_GIVEN TASK_:
From the listing below, pull out the lines that hold "noapaļots".

_MATERIALS PROVIDED_:
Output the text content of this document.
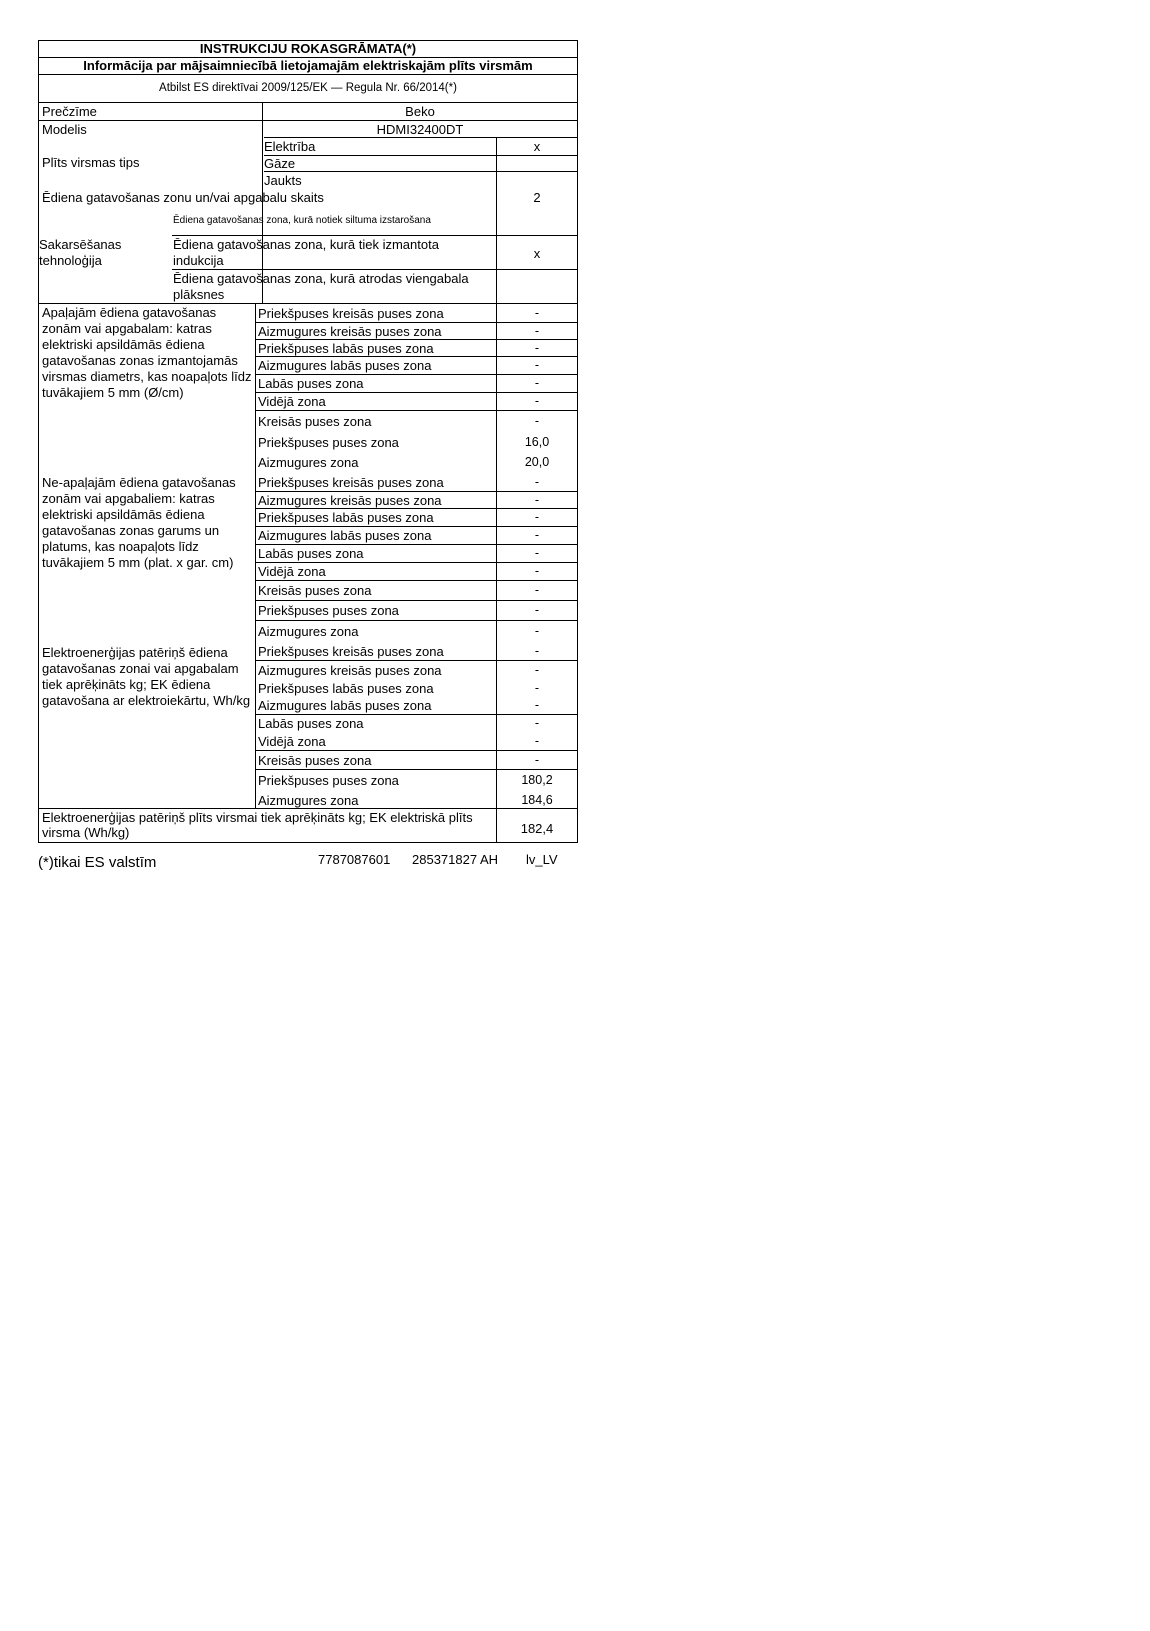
INSTRUKCIJU ROKASGRĀMATA(*)
Informācija par mājsaimniecībā lietojamajām elektriskajām plīts virsmām
Atbilst ES direktīvai 2009/125/EK — Regula Nr. 66/2014(*)
Prečzīme	Beko
Modelis	HDMI32400DT
Plīts virsmas tips
Elektrība	x
Gāze
Jaukts
Ēdiena gatavošanas zonu un/vai apgabalu skaits	2
Sakarsēšanas tehnoloģija
Ēdiena gatavošanas zona, kurā notiek siltuma izstarošana
Ēdiena gatavošanas zona, kurā tiek izmantota indukcija	x
Ēdiena gatavošanas zona, kurā atrodas viengabala plāksnes
Apaļajām ēdiena gatavošanas zonām vai apgabalam: katras elektriski apsildāmās ēdiena gatavošanas zonas izmantojamās virsmas diametrs, kas noapaļots līdz tuvākajiem 5 mm (Ø/cm)
Priekšpuses kreisās puses zona	-
Aizmugures kreisās puses zona	-
Priekšpuses labās puses zona	-
Aizmugures labās puses zona	-
Labās puses zona	-
Vidējā zona	-
Kreisās puses zona	-
Priekšpuses puses zona	16,0
Aizmugures zona	20,0
Ne-apaļajām ēdiena gatavošanas zonām vai apgabaliem: katras elektriski apsildāmās ēdiena gatavošanas zonas garums un platums, kas noapaļots līdz tuvākajiem 5 mm (plat. x gar. cm)
Priekšpuses kreisās puses zona	-
Aizmugures kreisās puses zona	-
Priekšpuses labās puses zona	-
Aizmugures labās puses zona	-
Labās puses zona	-
Vidējā zona	-
Kreisās puses zona	-
Priekšpuses puses zona	-
Aizmugures zona	-
Elektroenerģijas patēriņš ēdiena gatavošanas zonai vai apgabalam tiek aprēķināts kg; EK ēdiena gatavošana ar elektroiekārtu, Wh/kg
Priekšpuses kreisās puses zona	-
Aizmugures kreisās puses zona	-
Priekšpuses labās puses zona	-
Aizmugures labās puses zona	-
Labās puses zona	-
Vidējā zona	-
Kreisās puses zona	-
Priekšpuses puses zona	180,2
Aizmugures zona	184,6
Elektroenerģijas patēriņš plīts virsmai tiek aprēķināts kg; EK elektriskā plīts virsma (Wh/kg)	182,4
(*)tikai ES valstīm	7787087601 285371827 AH lv_LV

_RESPONSE TO THIS EXERCISE_:
Apaļajām ēdiena gatavošanas zonām vai apgabalam: katras elektriski apsildāmās ēdiena gatavošanas zonas izmantojamās virsmas diametrs, kas noapaļots līdz tuvākajiem 5 mm (Ø/cm)
Ne-apaļajām ēdiena gatavošanas zonām vai apgabaliem: katras elektriski apsildāmās ēdiena gatavošanas zonas garums un platums, kas noapaļots līdz tuvākajiem 5 mm (plat. x gar. cm)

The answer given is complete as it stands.